DATASET ENTRIES
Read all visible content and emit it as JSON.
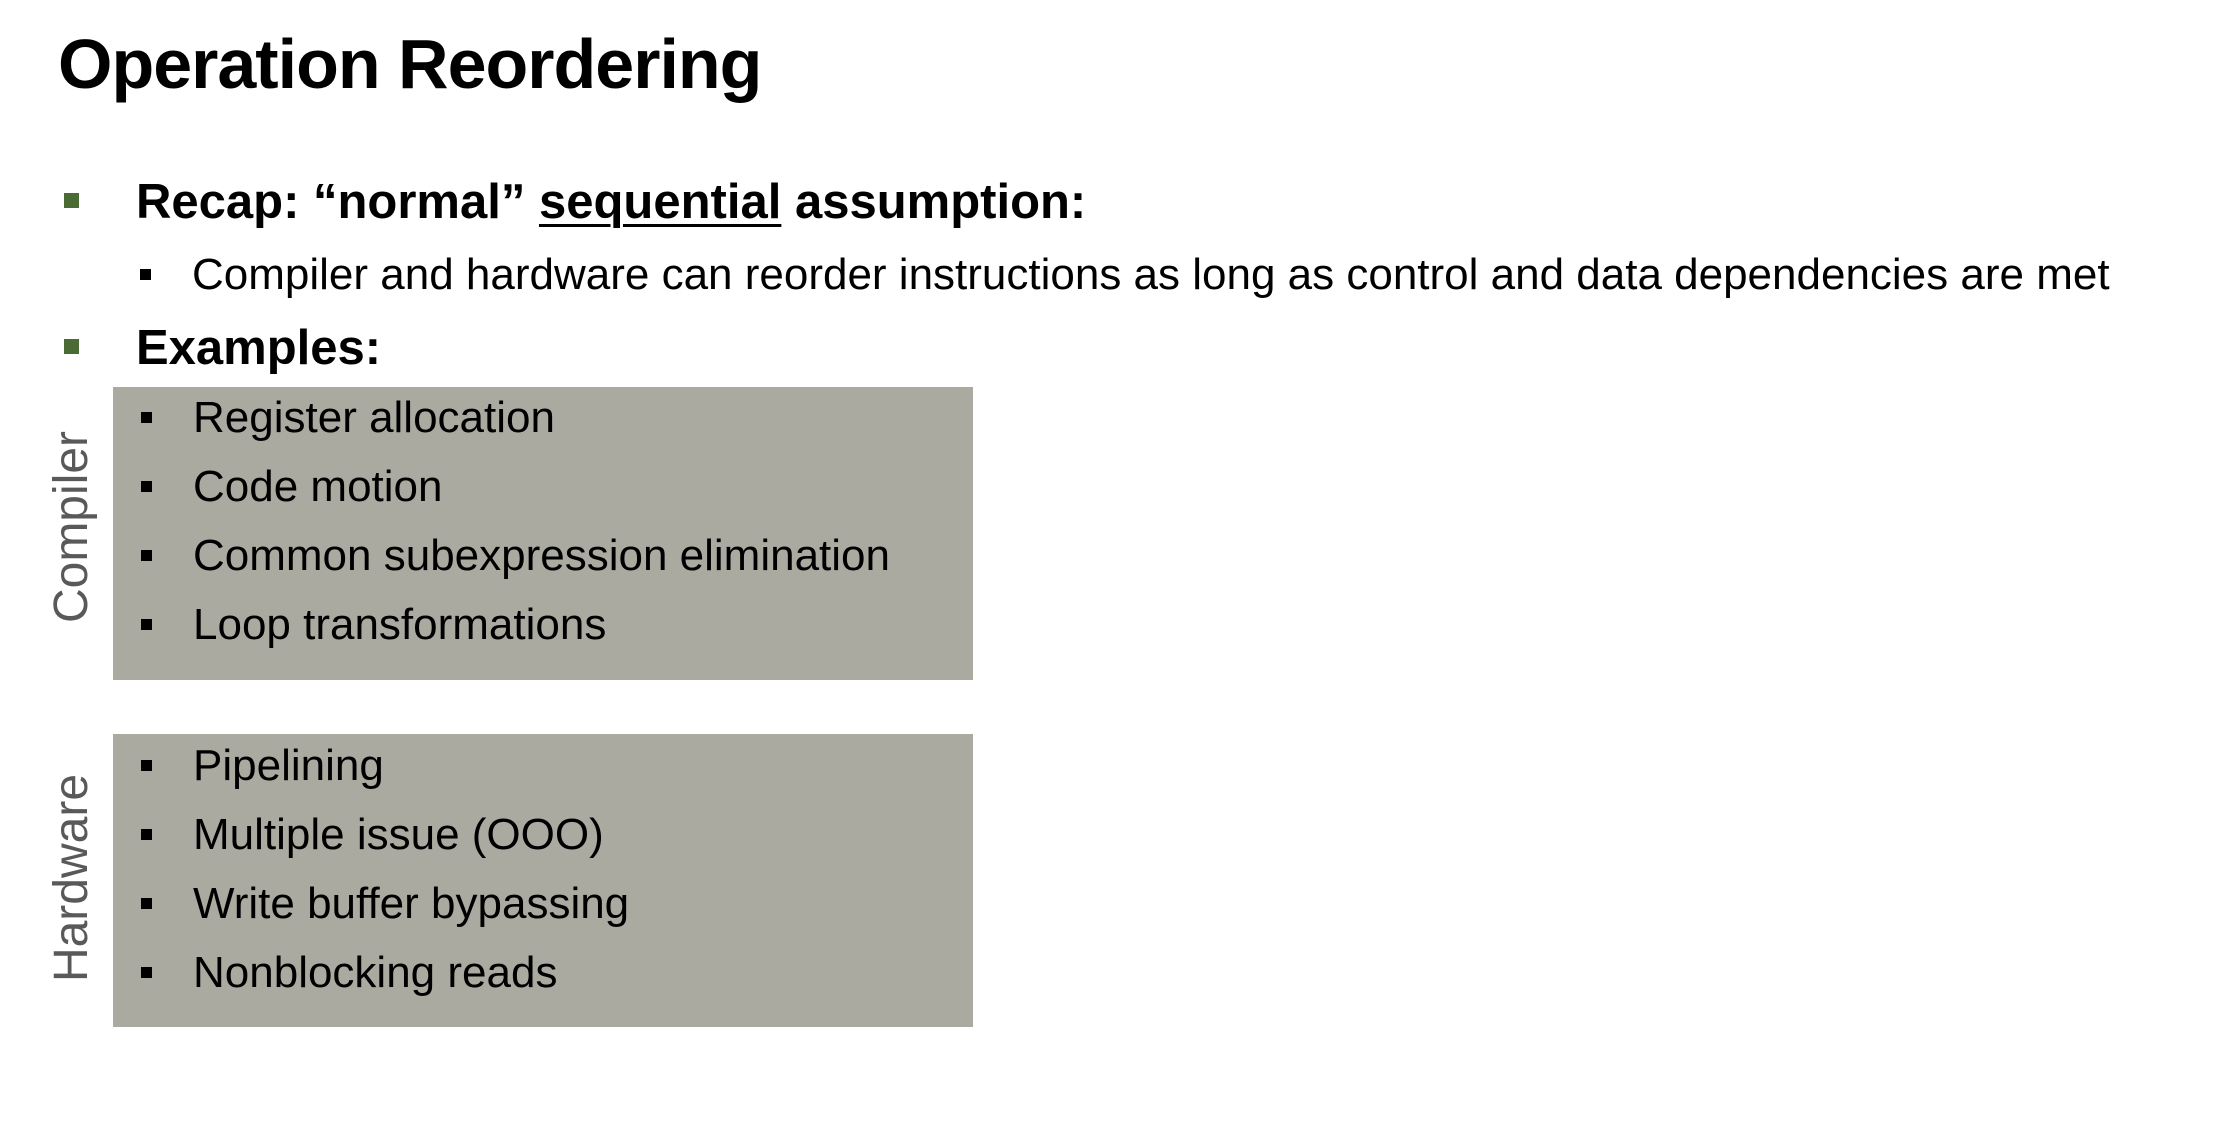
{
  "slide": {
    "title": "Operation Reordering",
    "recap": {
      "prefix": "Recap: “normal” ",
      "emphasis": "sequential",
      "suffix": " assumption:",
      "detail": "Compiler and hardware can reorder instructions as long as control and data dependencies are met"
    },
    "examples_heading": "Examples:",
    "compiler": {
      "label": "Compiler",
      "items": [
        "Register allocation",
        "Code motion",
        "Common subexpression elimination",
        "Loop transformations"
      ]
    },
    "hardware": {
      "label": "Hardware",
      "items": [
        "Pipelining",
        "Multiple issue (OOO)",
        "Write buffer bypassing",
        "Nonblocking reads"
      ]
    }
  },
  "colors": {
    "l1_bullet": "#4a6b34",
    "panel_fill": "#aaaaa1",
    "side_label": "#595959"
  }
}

==

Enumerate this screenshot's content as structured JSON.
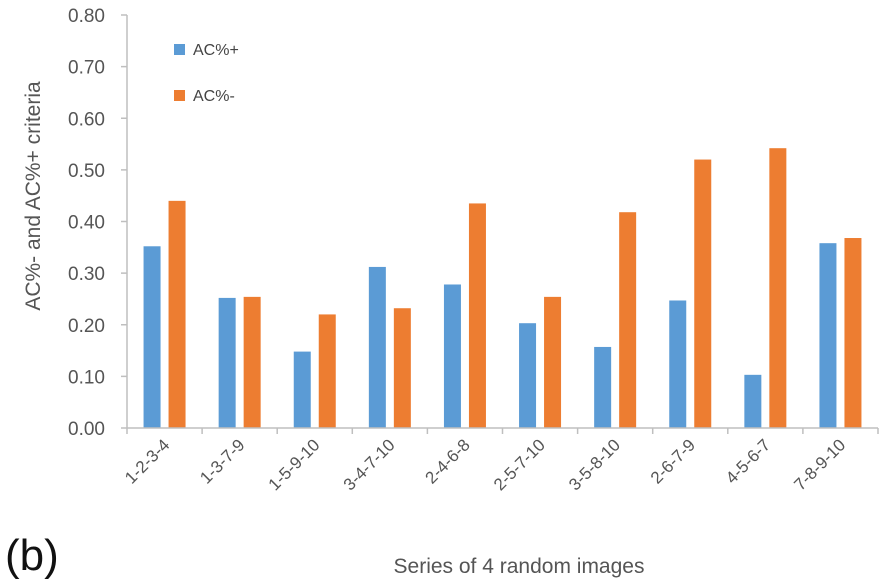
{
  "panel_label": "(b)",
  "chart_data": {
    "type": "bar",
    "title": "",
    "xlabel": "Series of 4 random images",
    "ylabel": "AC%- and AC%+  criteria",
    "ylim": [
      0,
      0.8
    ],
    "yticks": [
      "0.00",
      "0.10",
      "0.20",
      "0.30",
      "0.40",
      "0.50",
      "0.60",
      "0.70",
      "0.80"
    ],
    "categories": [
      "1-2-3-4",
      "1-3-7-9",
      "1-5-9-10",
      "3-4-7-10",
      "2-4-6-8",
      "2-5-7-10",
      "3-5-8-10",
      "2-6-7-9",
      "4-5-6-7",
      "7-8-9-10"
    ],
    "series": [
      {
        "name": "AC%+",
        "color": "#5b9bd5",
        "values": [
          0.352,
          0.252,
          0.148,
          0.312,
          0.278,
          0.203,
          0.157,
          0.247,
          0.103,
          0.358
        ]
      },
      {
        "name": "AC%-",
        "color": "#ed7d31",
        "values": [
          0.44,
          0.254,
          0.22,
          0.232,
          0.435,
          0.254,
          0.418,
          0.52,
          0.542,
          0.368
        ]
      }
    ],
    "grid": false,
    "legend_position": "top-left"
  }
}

PROBLEM
Look through the data and show every line containing "content".

OUTPUT FOR THIS EXERCISE
Read all visible content and emit it as JSON.
Enumerate this screenshot's content as structured JSON.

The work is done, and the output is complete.